- **Reading passage**:
►

My job here however to give an end-to-end walk-through of implementing a basic version, with sample source inclusive.

Rather than place code snippets in this article, I'll mostly explain some of the gotchas and overall architecture with some insights into design decisions. If you're like me & you learn better by muddling through barely commented code, feel free to skip this and head straight to bitbucket as the code flow is pretty self-explanatory.

The crux of the idea is simple: Most operating systems expose C++ runtime APIs for loading & unloading dynamic libraries as well as initiating command line processes. Nothing thus prevents us from firing off a compile process, loading the resulting library, executing it, editing the source, recompiling, reloading it, execute, repeat - all at runtime. Obviously there are caveats involved, and I'll strongly suggest reading Molecular Musings for a more complete perspective - especially if you're also wondering: why bother - why not just use an actual scripting language.

Personally my motivation for pursuing this was mix of curiosity & laziness; scripting languages often require significant setting up for bindings and add considerable bloat; C++ modules the other hand have the advantage of being native & incredibly lightweight especially for small projects. Out-the-box parsing, intrinsic debugging, no direct need for reflection, just 3 extra source files. Lets go get it.

We'll be working with Windows in this case, but the concept's directly applicable to other modern operating systems.

Architecture

Our system is comprised of two major classes:

ScriptInterface: The base class for all scripts, fully abstract class and lives in the Engine.

ScriptLoader: For compiling, loading and extrating the ScriptInterface of a given module file. Can live anywhere but makes sense in the Engine.

Bare Simplicities

A 3rd useful class, but largely ignored for the purpose of simplicity is:

ScriptEnvironment: Exposes relevant systems to script e.g allocators, schedulers, factories, renderer(s). Implementation details will be left to the reader/user as you'll find that the power of your scripts rely almost directly on the systems exposed via this class.

◄

- **Dataset content**:

►

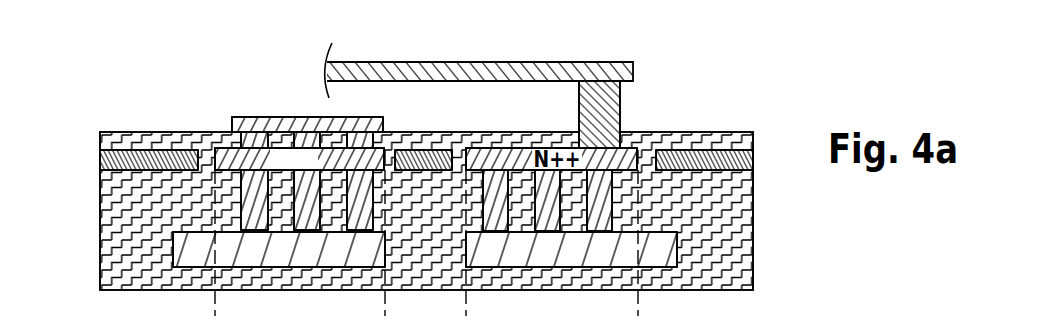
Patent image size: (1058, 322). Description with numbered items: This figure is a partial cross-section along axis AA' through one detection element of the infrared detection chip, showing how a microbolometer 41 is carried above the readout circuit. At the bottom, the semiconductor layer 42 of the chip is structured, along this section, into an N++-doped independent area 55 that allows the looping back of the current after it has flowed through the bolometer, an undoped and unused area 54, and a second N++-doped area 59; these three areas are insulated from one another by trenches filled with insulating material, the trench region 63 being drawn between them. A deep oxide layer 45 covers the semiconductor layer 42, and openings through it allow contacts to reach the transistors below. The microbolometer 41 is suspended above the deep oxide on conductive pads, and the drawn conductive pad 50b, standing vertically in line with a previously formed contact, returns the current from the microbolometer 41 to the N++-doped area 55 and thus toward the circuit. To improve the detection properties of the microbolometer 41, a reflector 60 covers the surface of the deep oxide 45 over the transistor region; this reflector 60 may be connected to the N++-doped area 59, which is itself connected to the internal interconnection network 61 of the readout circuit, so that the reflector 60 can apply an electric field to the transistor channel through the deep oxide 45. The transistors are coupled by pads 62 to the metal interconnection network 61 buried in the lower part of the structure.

◄

- **Requirement**:
Print the passage from "Personally my motivation" to "lives in the Engine." in the article about reloading C++ scripts at runtime, word for word.

- **Result of the task**:
Personally my motivation for pursuing this was mix of curiosity & laziness; scripting languages often require significant setting up for bindings and add considerable bloat; C++ modules the other hand have the advantage of being native & incredibly lightweight especially for small projects. Out-the-box parsing, intrinsic debugging, no direct need for reflection, just 3 extra source files. Lets go get it.

We'll be working with Windows in this case, but the concept's directly applicable to other modern operating systems.

Architecture

Our system is comprised of two major classes:

ScriptInterface: The base class for all scripts, fully abstract class and lives in the Engine.